- [TASK DIRECTIONS]
Copy every entry exactly.

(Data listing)
————————
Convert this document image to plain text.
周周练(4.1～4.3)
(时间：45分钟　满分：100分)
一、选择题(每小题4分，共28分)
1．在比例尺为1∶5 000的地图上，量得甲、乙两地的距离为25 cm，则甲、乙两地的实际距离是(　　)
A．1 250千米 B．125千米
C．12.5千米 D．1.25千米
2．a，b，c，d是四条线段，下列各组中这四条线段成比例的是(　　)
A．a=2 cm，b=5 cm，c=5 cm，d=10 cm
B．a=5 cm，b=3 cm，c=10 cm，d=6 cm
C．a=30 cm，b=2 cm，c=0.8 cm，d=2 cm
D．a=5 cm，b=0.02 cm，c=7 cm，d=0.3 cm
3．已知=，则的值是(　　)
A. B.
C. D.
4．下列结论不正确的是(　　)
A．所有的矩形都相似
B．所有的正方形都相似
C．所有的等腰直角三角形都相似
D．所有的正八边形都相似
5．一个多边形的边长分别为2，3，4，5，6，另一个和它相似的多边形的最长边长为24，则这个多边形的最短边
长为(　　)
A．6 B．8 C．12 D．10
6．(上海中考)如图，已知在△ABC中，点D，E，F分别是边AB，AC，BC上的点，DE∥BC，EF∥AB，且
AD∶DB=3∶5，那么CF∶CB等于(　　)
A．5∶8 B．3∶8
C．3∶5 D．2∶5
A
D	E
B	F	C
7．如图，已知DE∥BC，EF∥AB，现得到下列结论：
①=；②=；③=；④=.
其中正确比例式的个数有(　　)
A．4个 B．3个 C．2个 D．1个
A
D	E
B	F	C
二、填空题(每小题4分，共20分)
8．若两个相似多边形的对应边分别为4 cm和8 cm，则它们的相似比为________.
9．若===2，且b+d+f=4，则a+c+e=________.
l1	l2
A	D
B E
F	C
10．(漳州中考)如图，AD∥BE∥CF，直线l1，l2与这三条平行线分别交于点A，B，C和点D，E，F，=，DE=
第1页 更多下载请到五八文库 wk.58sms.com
————————
- [ANSWER IN FULL]
Convert this document image to plain text.
周周练(4.1～4.3)
(时间：45分钟　满分：100分)
一、选择题(每小题4分，共28分)
1．在比例尺为1∶5 000的地图上，量得甲、乙两地的距离为25 cm，则甲、乙两地的实际距离是(　　)
A．1 250千米 B．125千米
C．12.5千米 D．1.25千米
2．a，b，c，d是四条线段，下列各组中这四条线段成比例的是(　　)
A．a=2 cm，b=5 cm，c=5 cm，d=10 cm
B．a=5 cm，b=3 cm，c=10 cm，d=6 cm
C．a=30 cm，b=2 cm，c=0.8 cm，d=2 cm
D．a=5 cm，b=0.02 cm，c=7 cm，d=0.3 cm
3．已知=，则的值是(　　)
A. B.
C. D.
4．下列结论不正确的是(　　)
A．所有的矩形都相似
B．所有的正方形都相似
C．所有的等腰直角三角形都相似
D．所有的正八边形都相似
5．一个多边形的边长分别为2，3，4，5，6，另一个和它相似的多边形的最长边长为24，则这个多边形的最短边
长为(　　)
A．6 B．8 C．12 D．10
6．(上海中考)如图，已知在△ABC中，点D，E，F分别是边AB，AC，BC上的点，DE∥BC，EF∥AB，且
AD∶DB=3∶5，那么CF∶CB等于(　　)
A．5∶8 B．3∶8
C．3∶5 D．2∶5
A
D	E
B	F	C
7．如图，已知DE∥BC，EF∥AB，现得到下列结论：
①=；②=；③=；④=.
其中正确比例式的个数有(　　)
A．4个 B．3个 C．2个 D．1个
A
D	E
B	F	C
二、填空题(每小题4分，共20分)
8．若两个相似多边形的对应边分别为4 cm和8 cm，则它们的相似比为________.
9．若===2，且b+d+f=4，则a+c+e=________.
l1	l2
A	D
B E
F	C
10．(漳州中考)如图，AD∥BE∥CF，直线l1，l2与这三条平行线分别交于点A，B，C和点D，E，F，=，DE=
第1页 更多下载请到五八文库 wk.58sms.com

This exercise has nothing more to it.